## WHAT IS BEING ASKED
Lay out every line of the rows below as a Markdown table with the columns "No." and "Entry," numbering each line and skipping blank ones. Leave the pictures out.

Region boundary data:

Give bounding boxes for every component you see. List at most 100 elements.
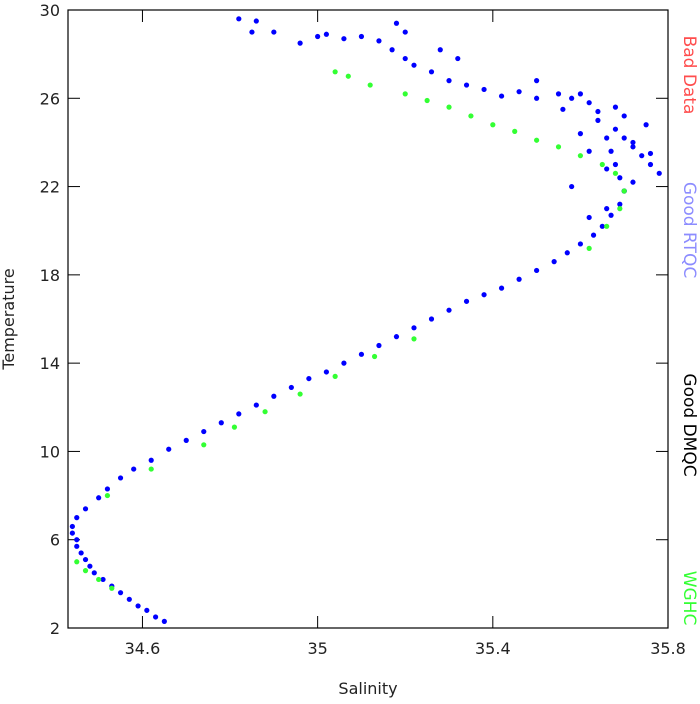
- point: [271, 29, 277, 35]
- point: [446, 104, 452, 110]
- point: [586, 100, 592, 106]
- x-tick-label: 34.6: [125, 639, 161, 658]
- point: [117, 475, 124, 481]
- point: [91, 570, 97, 576]
- y-tick-label: 26: [40, 89, 60, 108]
- point: [393, 334, 400, 340]
- point: [481, 86, 487, 93]
- point: [577, 131, 584, 137]
- point: [617, 206, 623, 212]
- point: [82, 568, 89, 574]
- point: [104, 486, 111, 492]
- point: [656, 170, 662, 176]
- y-tick-label: 14: [40, 354, 60, 373]
- x-tick-label: 35.4: [475, 639, 511, 658]
- point: [621, 135, 627, 141]
- point: [109, 585, 115, 591]
- point: [104, 492, 111, 499]
- point: [131, 466, 137, 472]
- point: [341, 36, 347, 42]
- point: [96, 576, 102, 583]
- point: [621, 188, 627, 194]
- point: [78, 550, 84, 556]
- point: [463, 298, 470, 304]
- point: [599, 161, 605, 168]
- point: [595, 108, 601, 115]
- point: [490, 122, 496, 128]
- point: [253, 402, 259, 408]
- point: [586, 245, 592, 251]
- point: [617, 175, 623, 181]
- y-tick-label: 10: [40, 442, 60, 461]
- point: [74, 537, 80, 543]
- point: [599, 223, 605, 229]
- point: [236, 411, 242, 417]
- point: [148, 457, 154, 463]
- point: [639, 153, 645, 159]
- y-tick-label: 6: [50, 531, 60, 550]
- point: [371, 353, 378, 360]
- point: [534, 267, 540, 274]
- point: [612, 170, 619, 176]
- point: [358, 351, 365, 357]
- legend-label: WGHC: [679, 571, 699, 626]
- point: [288, 384, 294, 391]
- point: [424, 97, 430, 104]
- point: [647, 150, 654, 157]
- point: [161, 618, 167, 624]
- point: [69, 530, 75, 536]
- point: [617, 201, 623, 207]
- point: [612, 104, 619, 110]
- point: [555, 91, 562, 97]
- point: [604, 223, 610, 229]
- point: [630, 179, 636, 185]
- point: [306, 375, 312, 382]
- point: [534, 78, 540, 84]
- point: [96, 495, 102, 501]
- point: [586, 214, 592, 221]
- point: [411, 325, 417, 331]
- x-tick-label: 35: [307, 639, 327, 658]
- point: [148, 466, 154, 472]
- point: [152, 614, 159, 620]
- point: [577, 91, 584, 97]
- point: [332, 69, 338, 75]
- point: [74, 515, 80, 521]
- point: [389, 47, 395, 53]
- point: [446, 307, 452, 313]
- point: [411, 62, 417, 68]
- point: [590, 232, 597, 238]
- point: [564, 250, 570, 256]
- point: [367, 82, 373, 88]
- point: [516, 89, 522, 95]
- point: [74, 559, 80, 565]
- point: [534, 137, 540, 143]
- point: [630, 144, 636, 150]
- point: [604, 166, 610, 172]
- point: [569, 95, 575, 101]
- point: [144, 607, 150, 613]
- x-tick-label: 35.8: [650, 639, 686, 658]
- point: [315, 33, 321, 40]
- point: [323, 31, 329, 37]
- point: [555, 144, 562, 150]
- y-tick-label: 30: [40, 1, 60, 20]
- point: [402, 91, 408, 97]
- point: [402, 29, 408, 35]
- point: [341, 360, 347, 366]
- point: [323, 369, 329, 375]
- point: [577, 241, 584, 247]
- point: [358, 33, 365, 40]
- point: [87, 563, 93, 569]
- point: [297, 40, 303, 46]
- point: [498, 285, 505, 291]
- point: [231, 424, 238, 430]
- point: [608, 212, 614, 218]
- x-axis-label: Salinity: [338, 679, 397, 698]
- point: [393, 20, 400, 26]
- legend-label: Good DMQC: [679, 373, 699, 476]
- point: [428, 316, 435, 322]
- legend-label: Bad Data: [679, 36, 699, 115]
- point: [612, 126, 619, 132]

## SOLUTION BELOW
| No. | Entry |
|---|---|
| 1 | Give bounding boxes for every component you see. List at most 100 elements. |
| 2 | - point: [271, 29, 277, 35] |
| 3 | - point: [446, 104, 452, 110] |
| 4 | - point: [586, 100, 592, 106] |
| 5 | - x-tick-label: 34.6: [125, 639, 161, 658] |
| 6 | - point: [117, 475, 124, 481] |
| 7 | - point: [91, 570, 97, 576] |
| 8 | - y-tick-label: 26: [40, 89, 60, 108] |
| 9 | - point: [393, 334, 400, 340] |
| 10 | - point: [481, 86, 487, 93] |
| 11 | - point: [577, 131, 584, 137] |
| 12 | - point: [617, 206, 623, 212] |
| 13 | - point: [82, 568, 89, 574] |
| 14 | - point: [104, 486, 111, 492] |
| 15 | - point: [656, 170, 662, 176] |
| 16 | - y-tick-label: 14: [40, 354, 60, 373] |
| 17 | - x-tick-label: 35.4: [475, 639, 511, 658] |
| 18 | - point: [621, 135, 627, 141] |
| 19 | - point: [109, 585, 115, 591] |
| 20 | - point: [104, 492, 111, 499] |
| 21 | - point: [131, 466, 137, 472] |
| 22 | - point: [341, 36, 347, 42] |
| 23 | - point: [96, 576, 102, 583] |
| 24 | - point: [621, 188, 627, 194] |
| 25 | - point: [78, 550, 84, 556] |
| 26 | - point: [463, 298, 470, 304] |
| 27 | - point: [599, 161, 605, 168] |
| 28 | - point: [595, 108, 601, 115] |
| 29 | - point: [490, 122, 496, 128] |
| 30 | - point: [253, 402, 259, 408] |
| 31 | - point: [586, 245, 592, 251] |
| 32 | - point: [617, 175, 623, 181] |
| 33 | - y-tick-label: 10: [40, 442, 60, 461] |
| 34 | - point: [74, 537, 80, 543] |
| 35 | - point: [599, 223, 605, 229] |
| 36 | - point: [236, 411, 242, 417] |
| 37 | - point: [148, 457, 154, 463] |
| 38 | - point: [639, 153, 645, 159] |
| 39 | - y-tick-label: 6: [50, 531, 60, 550] |
| 40 | - point: [371, 353, 378, 360] |
| 41 | - point: [534, 267, 540, 274] |
| 42 | - point: [612, 170, 619, 176] |
| 43 | - point: [358, 351, 365, 357] |
| 44 | - legend-label: WGHC: [679, 571, 699, 626] |
| 45 | - point: [288, 384, 294, 391] |
| 46 | - point: [424, 97, 430, 104] |
| 47 | - point: [647, 150, 654, 157] |
| 48 | - point: [161, 618, 167, 624] |
| 49 | - point: [69, 530, 75, 536] |
| 50 | - point: [617, 201, 623, 207] |
| 51 | - point: [612, 104, 619, 110] |
| 52 | - point: [555, 91, 562, 97] |
| 53 | - point: [604, 223, 610, 229] |
| 54 | - point: [630, 179, 636, 185] |
| 55 | - point: [306, 375, 312, 382] |
| 56 | - point: [534, 78, 540, 84] |
| 57 | - point: [96, 495, 102, 501] |
| 58 | - point: [586, 214, 592, 221] |
| 59 | - point: [411, 325, 417, 331] |
| 60 | - x-tick-label: 35: [307, 639, 327, 658] |
| 61 | - point: [148, 466, 154, 472] |
| 62 | - point: [152, 614, 159, 620] |
| 63 | - point: [577, 91, 584, 97] |
| 64 | - point: [332, 69, 338, 75] |
| 65 | - point: [74, 515, 80, 521] |
| 66 | - point: [389, 47, 395, 53] |
| 67 | - point: [446, 307, 452, 313] |
| 68 | - point: [411, 62, 417, 68] |
| 69 | - point: [590, 232, 597, 238] |
| 70 | - point: [564, 250, 570, 256] |
| 71 | - point: [367, 82, 373, 88] |
| 72 | - point: [516, 89, 522, 95] |
| 73 | - point: [74, 559, 80, 565] |
| 74 | - point: [534, 137, 540, 143] |
| 75 | - point: [630, 144, 636, 150] |
| 76 | - point: [604, 166, 610, 172] |
| 77 | - point: [569, 95, 575, 101] |
| 78 | - point: [144, 607, 150, 613] |
| 79 | - x-tick-label: 35.8: [650, 639, 686, 658] |
| 80 | - point: [315, 33, 321, 40] |
| 81 | - point: [323, 31, 329, 37] |
| 82 | - point: [555, 144, 562, 150] |
| 83 | - y-tick-label: 30: [40, 1, 60, 20] |
| 84 | - point: [402, 91, 408, 97] |
| 85 | - point: [402, 29, 408, 35] |
| 86 | - point: [341, 360, 347, 366] |
| 87 | - point: [323, 369, 329, 375] |
| 88 | - point: [577, 241, 584, 247] |
| 89 | - point: [358, 33, 365, 40] |
| 90 | - point: [87, 563, 93, 569] |
| 91 | - point: [297, 40, 303, 46] |
| 92 | - point: [498, 285, 505, 291] |
| 93 | - point: [231, 424, 238, 430] |
| 94 | - point: [608, 212, 614, 218] |
| 95 | - x-axis-label: Salinity: [338, 679, 397, 698] |
| 96 | - point: [393, 20, 400, 26] |
| 97 | - legend-label: Good DMQC: [679, 373, 699, 476] |
| 98 | - point: [428, 316, 435, 322] |
| 99 | - legend-label: Bad Data: [679, 36, 699, 115] |
| 100 | - point: [612, 126, 619, 132] |